• **DETALLES DE LA TAREA**
Retome la reseña sobre La merma y prosiga el texto a partir de su última oración.

• **FRAGMENTO SELECCIONADO**
:::

Como una más ácida Joan Didion argenta, en La merma cobra forma el análisis de los mecanismos de producción de vida y literatura; las aceptadas burocracias del sistema sanitario; sus valores estéticos, sus perturbadores sesgos nacidos de la más simple contundencia de la limitación y sus puntos de fuga, cifrados en los obstáculos que la narradora pretende, parece, no sortear sino burlar. La parálisis de un costado del cuerpo es un territorio y ella, detective escritora, aprenderá a conocerlo casi tanto como a las rutinas de la institucionalización.

Para los seguidores de su obra, se trata de una continuidad: su razón de ser, que siempre coloca en foco la reflexión literaria. Acá asistimos no solo a lo que sucede en los dispositivos médicos, sino en su escritura: «He renunciado a mis excesos barrocos y a mis enumeraciones caóticas rococó. He llegado a la síntesis por un déficit, no por voluntad. Y he ganado lectores: ahora soy transparente, mientras que mi habla se vuelve, a veces, infranqueable».

La declaración genera algo de desconfianza, porque la autora es un as de las triquiñuelas para mantenernos en vilo. Lo que sucede en este libro, por momentos, es en ella nuevo y clásico. Recordemos la novela Black out e incluso hasta Oración. Carta a Vicky y otras elegías políticas. En ellos, como en La merma, aflora la marca autoral de quien no abandona el objetivo de hacer crítica cultural sobre su entorno y sobre sí misma. Moreno ríe de las estrategias de figuración de cada intelectual con quien departe; teje hilos narrativos y descriptivos de lo que ya no encaja; enumera reglas diseñadas ante la limitación física, los criterios organizacionales de las tiranías de la salud.

:::

• **DATOS PROPORCIONADOS**
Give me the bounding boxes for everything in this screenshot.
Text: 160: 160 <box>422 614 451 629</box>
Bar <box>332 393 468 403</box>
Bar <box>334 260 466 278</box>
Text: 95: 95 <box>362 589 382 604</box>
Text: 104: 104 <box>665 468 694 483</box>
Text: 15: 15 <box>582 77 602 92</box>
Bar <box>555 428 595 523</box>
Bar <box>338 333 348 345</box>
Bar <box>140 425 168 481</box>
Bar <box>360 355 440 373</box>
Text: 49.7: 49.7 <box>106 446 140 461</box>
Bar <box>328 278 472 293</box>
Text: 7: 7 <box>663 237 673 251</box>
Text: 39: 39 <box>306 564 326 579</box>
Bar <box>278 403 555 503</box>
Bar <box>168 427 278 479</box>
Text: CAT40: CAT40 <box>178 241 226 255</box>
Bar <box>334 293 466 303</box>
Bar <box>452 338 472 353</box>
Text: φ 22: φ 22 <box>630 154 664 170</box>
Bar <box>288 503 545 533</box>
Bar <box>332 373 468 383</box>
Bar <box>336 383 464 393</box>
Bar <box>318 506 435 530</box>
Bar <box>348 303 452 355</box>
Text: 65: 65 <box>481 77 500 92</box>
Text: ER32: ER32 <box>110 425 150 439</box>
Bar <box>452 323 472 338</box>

:::

• **RESULTADO DEL EJERCICIO**
En el detalle poco violento se escenifica, así y todo, la gradación de fuerzas. En cómo te peinan en una cama de hospital se cifra un poder, un énfasis pragmático en el cercenamiento de la autonomía. Y la infantilización consolatoria, insoportable, de la buena intención médica: «Comienzo a balbucear, a pesar de que no se entiende nada –al principio no era consciente de eso–, a intentar tocarlos con la mano izquierda. La mujer me felicita, para un accidente como el que tuve, estoy bastante bien. Lo hace con voz falsamente eufórica, como se da la bienvenida a los niños pequeños en el jardín de infantes».

La resistencia se nutre de la autoestima: es maravillosa la ajustada repetición del verbo y sustantivo jactancia, siete veces en el texto. Según la RAE, «presunción u orgullo excesivo de uno mismo o de sus cosas». El alarde del verbo depende del contexto. «Me rotan, puesto que no puedo rotar sola. Lo hacen violentamente a la izquierda (…). Es la vida mínima, de un animal capturado, sin acceso al lenguaje, pero con la desgracia de comprenderlo». Y luego: «Entonces me jacté de haberme vuelto más inteligible».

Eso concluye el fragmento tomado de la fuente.